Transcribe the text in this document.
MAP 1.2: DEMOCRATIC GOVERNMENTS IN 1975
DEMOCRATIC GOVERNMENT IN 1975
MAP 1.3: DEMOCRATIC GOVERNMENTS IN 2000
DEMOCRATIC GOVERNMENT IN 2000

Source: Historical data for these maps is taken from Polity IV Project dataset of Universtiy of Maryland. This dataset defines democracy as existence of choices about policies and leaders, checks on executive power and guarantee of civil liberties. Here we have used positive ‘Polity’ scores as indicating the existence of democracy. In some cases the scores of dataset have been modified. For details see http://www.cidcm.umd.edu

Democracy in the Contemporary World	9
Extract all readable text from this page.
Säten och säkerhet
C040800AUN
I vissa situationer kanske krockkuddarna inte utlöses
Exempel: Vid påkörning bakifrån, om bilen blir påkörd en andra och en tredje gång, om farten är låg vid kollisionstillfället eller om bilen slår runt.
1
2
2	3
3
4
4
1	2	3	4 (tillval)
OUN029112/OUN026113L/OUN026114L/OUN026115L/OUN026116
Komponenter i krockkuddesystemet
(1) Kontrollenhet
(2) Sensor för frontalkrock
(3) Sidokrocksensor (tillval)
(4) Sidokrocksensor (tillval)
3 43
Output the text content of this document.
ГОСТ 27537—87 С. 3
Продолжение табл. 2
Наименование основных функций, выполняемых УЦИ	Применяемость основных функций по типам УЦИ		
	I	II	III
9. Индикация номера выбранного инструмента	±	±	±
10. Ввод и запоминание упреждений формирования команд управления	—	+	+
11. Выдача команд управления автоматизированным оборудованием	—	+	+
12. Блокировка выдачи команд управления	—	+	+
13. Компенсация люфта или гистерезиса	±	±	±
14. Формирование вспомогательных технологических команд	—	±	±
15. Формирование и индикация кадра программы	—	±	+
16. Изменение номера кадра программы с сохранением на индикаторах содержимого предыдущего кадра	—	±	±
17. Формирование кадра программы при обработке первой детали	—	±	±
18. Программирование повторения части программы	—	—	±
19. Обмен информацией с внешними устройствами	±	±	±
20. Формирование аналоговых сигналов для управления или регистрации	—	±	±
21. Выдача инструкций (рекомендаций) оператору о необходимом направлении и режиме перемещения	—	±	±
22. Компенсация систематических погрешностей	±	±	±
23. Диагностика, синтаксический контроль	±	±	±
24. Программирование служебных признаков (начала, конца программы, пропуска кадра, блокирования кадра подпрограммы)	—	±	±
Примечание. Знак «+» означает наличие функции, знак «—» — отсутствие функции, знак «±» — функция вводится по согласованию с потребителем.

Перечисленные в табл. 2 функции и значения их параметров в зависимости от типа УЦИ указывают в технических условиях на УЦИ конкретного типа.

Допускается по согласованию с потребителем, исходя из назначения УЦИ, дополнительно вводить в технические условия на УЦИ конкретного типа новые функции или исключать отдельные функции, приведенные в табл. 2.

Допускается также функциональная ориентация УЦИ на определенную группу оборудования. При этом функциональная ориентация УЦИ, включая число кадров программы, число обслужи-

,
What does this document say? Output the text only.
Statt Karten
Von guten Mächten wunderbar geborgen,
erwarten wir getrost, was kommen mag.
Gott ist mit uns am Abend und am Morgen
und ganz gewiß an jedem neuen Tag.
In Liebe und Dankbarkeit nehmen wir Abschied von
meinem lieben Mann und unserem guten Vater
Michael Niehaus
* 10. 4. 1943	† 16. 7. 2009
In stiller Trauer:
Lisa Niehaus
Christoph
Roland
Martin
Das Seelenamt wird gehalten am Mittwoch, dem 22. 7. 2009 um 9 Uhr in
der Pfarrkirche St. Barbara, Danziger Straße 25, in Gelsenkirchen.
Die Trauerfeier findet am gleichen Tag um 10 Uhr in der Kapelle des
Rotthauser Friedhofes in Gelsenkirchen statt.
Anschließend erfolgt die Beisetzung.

:::::

=== DIRECTIVE ===
Report only how many lines in the records contain the word "номера".

=== ANSWER TO THIS TASK ===
2